Supplied material.
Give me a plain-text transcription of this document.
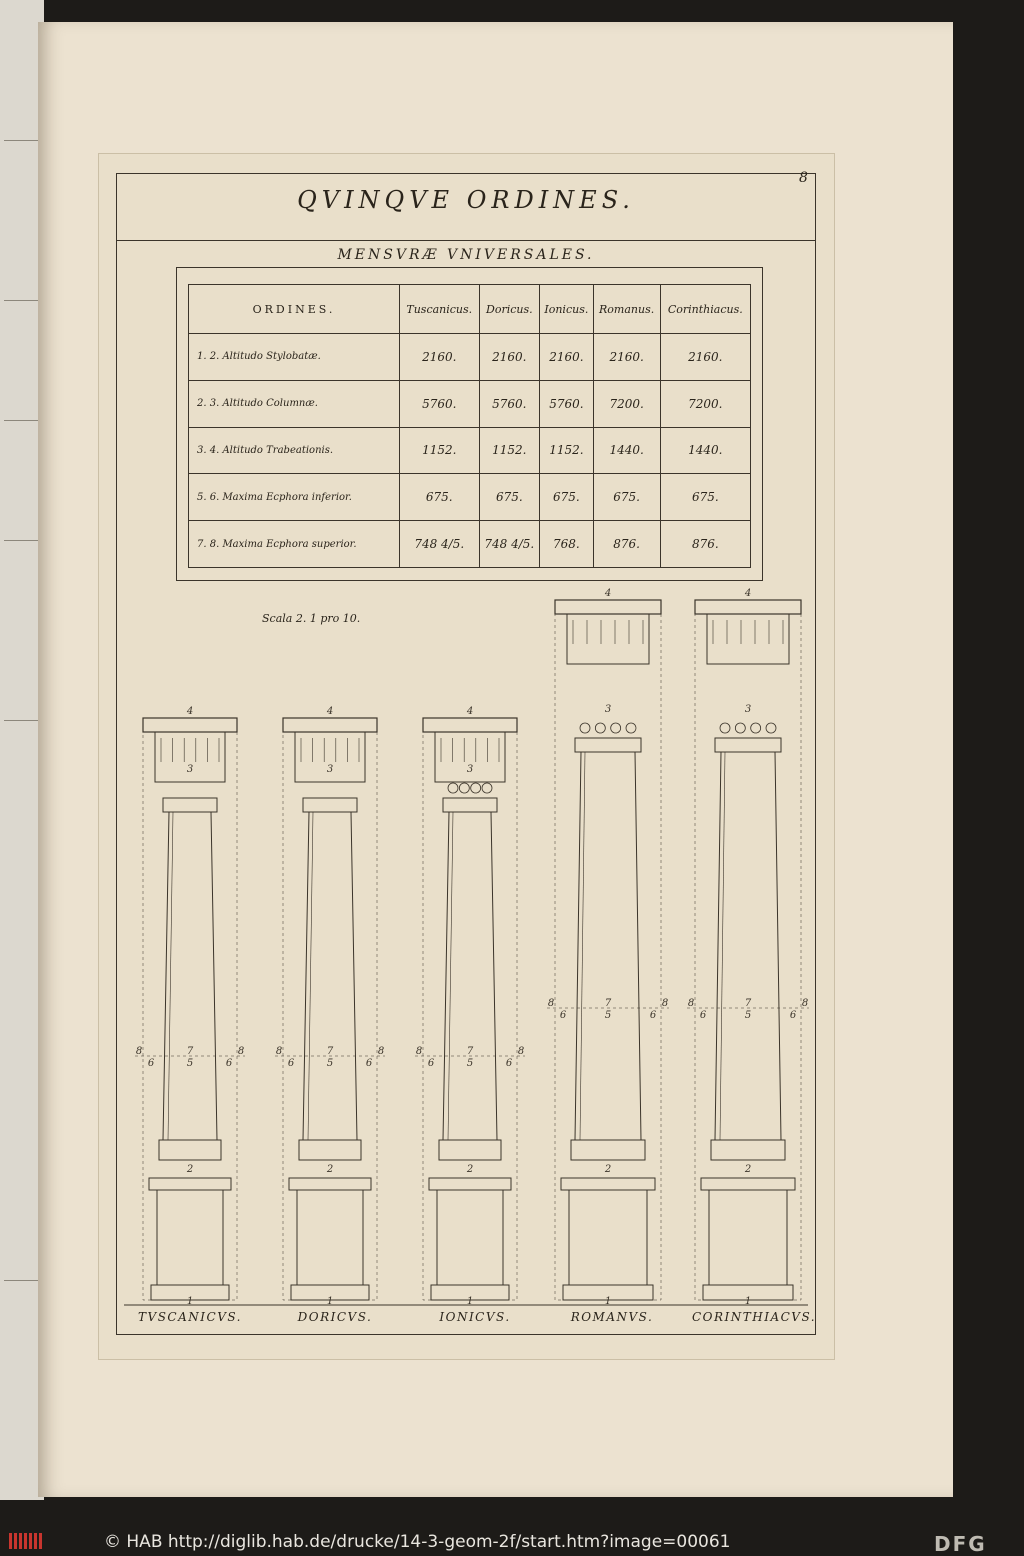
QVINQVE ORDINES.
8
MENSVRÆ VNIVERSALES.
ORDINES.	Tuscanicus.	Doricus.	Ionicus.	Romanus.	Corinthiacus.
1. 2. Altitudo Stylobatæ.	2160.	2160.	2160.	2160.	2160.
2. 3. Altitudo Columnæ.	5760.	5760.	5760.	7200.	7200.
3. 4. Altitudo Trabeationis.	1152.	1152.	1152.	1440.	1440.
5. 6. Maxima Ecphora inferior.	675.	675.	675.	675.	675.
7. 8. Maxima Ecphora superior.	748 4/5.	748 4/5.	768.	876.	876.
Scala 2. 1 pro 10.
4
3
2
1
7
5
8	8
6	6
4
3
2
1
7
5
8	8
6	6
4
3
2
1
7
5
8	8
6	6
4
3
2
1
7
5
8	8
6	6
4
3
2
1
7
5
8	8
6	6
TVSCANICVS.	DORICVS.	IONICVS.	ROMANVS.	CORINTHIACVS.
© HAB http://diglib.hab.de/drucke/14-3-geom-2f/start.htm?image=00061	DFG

Requirements. Set down all the entries exactly as they appear, but skip any pictures.

Task solution.
Give me a plain-text transcription of this document.
QVINQVE ORDINES.
8
MENSVRÆ VNIVERSALES.
ORDINES.	Tuscanicus.	Doricus.	Ionicus.	Romanus.	Corinthiacus.
1. 2. Altitudo Stylobatæ.	2160.	2160.	2160.	2160.	2160.
2. 3. Altitudo Columnæ.	5760.	5760.	5760.	7200.	7200.
3. 4. Altitudo Trabeationis.	1152.	1152.	1152.	1440.	1440.
5. 6. Maxima Ecphora inferior.	675.	675.	675.	675.	675.
7. 8. Maxima Ecphora superior.	748 4/5.	748 4/5.	768.	876.	876.
Scala 2. 1 pro 10.
4
3
2
1
7
5
8	8
6	6
4
3
2
1
7
5
8	8
6	6
4
3
2
1
7
5
8	8
6	6
4
3
2
1
7
5
8	8
6	6
4
3
2
1
7
5
8	8
6	6
TVSCANICVS.	DORICVS.	IONICVS.	ROMANVS.	CORINTHIACVS.
© HAB http://diglib.hab.de/drucke/14-3-geom-2f/start.htm?image=00061	DFG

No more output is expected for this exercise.